- _DIRECTION_
Reproduce the items from the very first line through the line that contains "Text: B: B xyxy=(291,130,299,140)", with both ends included and no changes.

- _ENTRIES SHOWN_
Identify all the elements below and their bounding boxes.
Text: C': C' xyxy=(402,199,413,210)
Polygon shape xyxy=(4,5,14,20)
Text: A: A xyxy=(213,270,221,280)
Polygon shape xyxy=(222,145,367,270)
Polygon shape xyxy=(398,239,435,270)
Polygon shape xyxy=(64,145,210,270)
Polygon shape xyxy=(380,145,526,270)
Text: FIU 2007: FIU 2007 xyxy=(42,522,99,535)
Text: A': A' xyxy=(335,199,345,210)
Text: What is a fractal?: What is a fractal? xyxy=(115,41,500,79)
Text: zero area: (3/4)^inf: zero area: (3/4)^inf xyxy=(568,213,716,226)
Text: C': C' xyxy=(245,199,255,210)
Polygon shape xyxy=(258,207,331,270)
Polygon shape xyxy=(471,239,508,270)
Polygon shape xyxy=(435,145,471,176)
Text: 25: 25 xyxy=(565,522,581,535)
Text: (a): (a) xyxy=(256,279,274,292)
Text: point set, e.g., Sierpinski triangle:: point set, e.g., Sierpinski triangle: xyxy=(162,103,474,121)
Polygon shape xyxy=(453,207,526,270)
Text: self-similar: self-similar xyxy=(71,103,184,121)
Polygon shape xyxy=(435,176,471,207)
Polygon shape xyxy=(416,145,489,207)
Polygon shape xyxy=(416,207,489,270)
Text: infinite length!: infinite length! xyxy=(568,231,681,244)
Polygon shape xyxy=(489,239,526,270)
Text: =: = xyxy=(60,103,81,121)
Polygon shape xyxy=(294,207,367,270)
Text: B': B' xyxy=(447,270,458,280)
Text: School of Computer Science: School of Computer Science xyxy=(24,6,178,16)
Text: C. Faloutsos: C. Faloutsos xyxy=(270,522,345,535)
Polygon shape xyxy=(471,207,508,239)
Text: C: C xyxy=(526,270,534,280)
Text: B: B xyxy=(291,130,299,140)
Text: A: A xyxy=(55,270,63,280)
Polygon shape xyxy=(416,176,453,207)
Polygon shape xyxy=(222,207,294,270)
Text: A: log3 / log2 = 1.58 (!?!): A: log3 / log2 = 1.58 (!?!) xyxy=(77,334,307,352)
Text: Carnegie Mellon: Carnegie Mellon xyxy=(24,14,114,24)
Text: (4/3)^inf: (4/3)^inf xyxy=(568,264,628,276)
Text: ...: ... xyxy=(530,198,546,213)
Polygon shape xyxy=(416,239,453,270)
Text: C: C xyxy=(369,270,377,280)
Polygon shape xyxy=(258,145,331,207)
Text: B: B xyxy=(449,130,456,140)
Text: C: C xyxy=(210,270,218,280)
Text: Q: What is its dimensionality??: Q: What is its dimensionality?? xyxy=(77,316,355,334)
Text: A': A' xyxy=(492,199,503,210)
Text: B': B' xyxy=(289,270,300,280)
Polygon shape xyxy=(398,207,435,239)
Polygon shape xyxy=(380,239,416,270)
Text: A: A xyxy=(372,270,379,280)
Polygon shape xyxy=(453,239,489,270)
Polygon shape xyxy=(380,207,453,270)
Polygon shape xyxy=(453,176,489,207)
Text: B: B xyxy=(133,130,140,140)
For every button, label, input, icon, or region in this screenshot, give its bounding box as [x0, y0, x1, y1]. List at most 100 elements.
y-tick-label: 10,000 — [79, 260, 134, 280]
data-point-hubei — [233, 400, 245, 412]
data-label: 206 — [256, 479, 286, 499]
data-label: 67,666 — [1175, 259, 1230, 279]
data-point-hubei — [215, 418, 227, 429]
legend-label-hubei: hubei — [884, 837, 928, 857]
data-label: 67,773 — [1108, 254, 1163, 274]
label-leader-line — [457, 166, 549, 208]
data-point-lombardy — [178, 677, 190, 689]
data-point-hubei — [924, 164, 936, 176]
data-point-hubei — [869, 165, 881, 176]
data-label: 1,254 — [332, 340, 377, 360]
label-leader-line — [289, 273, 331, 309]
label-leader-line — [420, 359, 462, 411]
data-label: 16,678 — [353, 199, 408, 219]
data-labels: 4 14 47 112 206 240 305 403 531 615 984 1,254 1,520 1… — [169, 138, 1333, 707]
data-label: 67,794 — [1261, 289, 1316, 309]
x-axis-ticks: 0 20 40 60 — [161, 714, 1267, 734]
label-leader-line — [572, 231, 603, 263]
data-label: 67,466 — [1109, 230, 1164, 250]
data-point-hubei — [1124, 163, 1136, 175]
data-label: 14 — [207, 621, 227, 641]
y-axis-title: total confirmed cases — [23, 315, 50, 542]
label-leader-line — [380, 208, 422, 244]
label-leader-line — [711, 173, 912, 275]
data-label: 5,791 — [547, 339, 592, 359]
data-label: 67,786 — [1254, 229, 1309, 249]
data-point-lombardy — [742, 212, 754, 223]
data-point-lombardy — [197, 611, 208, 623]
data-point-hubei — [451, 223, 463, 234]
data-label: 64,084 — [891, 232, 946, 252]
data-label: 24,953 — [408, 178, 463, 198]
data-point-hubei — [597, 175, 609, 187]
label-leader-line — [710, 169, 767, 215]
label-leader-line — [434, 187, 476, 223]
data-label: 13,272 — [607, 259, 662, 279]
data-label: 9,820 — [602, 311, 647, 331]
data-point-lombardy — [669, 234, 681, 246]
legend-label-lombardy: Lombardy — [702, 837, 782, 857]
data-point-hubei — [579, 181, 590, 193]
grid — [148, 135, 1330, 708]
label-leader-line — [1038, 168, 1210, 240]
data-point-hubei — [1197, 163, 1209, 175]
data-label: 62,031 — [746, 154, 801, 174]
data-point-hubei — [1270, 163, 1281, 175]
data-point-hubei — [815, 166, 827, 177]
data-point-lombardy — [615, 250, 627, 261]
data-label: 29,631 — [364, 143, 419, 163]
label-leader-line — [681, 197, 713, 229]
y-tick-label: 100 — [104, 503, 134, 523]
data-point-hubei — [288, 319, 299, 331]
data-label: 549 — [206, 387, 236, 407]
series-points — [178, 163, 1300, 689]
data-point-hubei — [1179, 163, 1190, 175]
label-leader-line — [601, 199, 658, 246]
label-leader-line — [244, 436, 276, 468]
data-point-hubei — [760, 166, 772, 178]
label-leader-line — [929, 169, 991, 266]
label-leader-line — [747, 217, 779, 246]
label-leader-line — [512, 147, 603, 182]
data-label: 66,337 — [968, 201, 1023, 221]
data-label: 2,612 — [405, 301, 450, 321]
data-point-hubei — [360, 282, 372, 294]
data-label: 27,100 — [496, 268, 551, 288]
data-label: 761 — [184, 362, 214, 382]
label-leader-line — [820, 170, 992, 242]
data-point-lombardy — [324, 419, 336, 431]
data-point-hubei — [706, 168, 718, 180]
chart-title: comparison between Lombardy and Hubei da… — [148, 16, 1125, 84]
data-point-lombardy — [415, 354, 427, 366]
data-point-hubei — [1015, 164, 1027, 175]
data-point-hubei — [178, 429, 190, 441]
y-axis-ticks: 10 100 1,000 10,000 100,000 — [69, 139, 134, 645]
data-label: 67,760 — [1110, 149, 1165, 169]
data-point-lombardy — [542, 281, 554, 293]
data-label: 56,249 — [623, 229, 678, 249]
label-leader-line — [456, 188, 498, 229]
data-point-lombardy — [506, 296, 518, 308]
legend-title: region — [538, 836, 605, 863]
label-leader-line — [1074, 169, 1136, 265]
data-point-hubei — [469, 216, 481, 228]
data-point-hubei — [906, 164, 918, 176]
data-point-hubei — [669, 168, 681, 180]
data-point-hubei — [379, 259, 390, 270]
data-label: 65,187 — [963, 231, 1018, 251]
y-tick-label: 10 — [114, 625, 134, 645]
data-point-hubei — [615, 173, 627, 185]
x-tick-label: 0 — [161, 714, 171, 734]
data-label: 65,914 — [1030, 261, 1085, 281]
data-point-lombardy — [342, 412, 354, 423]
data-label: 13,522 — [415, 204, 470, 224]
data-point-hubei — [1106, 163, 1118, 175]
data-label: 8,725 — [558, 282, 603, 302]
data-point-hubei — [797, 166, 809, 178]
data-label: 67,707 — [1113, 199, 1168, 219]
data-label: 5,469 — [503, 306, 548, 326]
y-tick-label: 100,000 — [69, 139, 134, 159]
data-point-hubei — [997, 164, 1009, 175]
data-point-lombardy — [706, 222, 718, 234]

- _REPLY TO THE EXERCISE_
Identify all the elements below and their bounding boxes.
Text: C': C' xyxy=(402,199,413,210)
Polygon shape xyxy=(4,5,14,20)
Text: A: A xyxy=(213,270,221,280)
Polygon shape xyxy=(222,145,367,270)
Polygon shape xyxy=(398,239,435,270)
Polygon shape xyxy=(64,145,210,270)
Polygon shape xyxy=(380,145,526,270)
Text: FIU 2007: FIU 2007 xyxy=(42,522,99,535)
Text: A': A' xyxy=(335,199,345,210)
Text: What is a fractal?: What is a fractal? xyxy=(115,41,500,79)
Text: zero area: (3/4)^inf: zero area: (3/4)^inf xyxy=(568,213,716,226)
Text: C': C' xyxy=(245,199,255,210)
Polygon shape xyxy=(258,207,331,270)
Polygon shape xyxy=(471,239,508,270)
Polygon shape xyxy=(435,145,471,176)
Text: 25: 25 xyxy=(565,522,581,535)
Text: (a): (a) xyxy=(256,279,274,292)
Text: point set, e.g., Sierpinski triangle:: point set, e.g., Sierpinski triangle: xyxy=(162,103,474,121)
Polygon shape xyxy=(453,207,526,270)
Text: self-similar: self-similar xyxy=(71,103,184,121)
Polygon shape xyxy=(435,176,471,207)
Polygon shape xyxy=(416,145,489,207)
Polygon shape xyxy=(416,207,489,270)
Text: infinite length!: infinite length! xyxy=(568,231,681,244)
Polygon shape xyxy=(489,239,526,270)
Text: =: = xyxy=(60,103,81,121)
Polygon shape xyxy=(294,207,367,270)
Text: B': B' xyxy=(447,270,458,280)
Text: School of Computer Science: School of Computer Science xyxy=(24,6,178,16)
Text: C. Faloutsos: C. Faloutsos xyxy=(270,522,345,535)
Polygon shape xyxy=(471,207,508,239)
Text: C: C xyxy=(526,270,534,280)
Text: B: B xyxy=(291,130,299,140)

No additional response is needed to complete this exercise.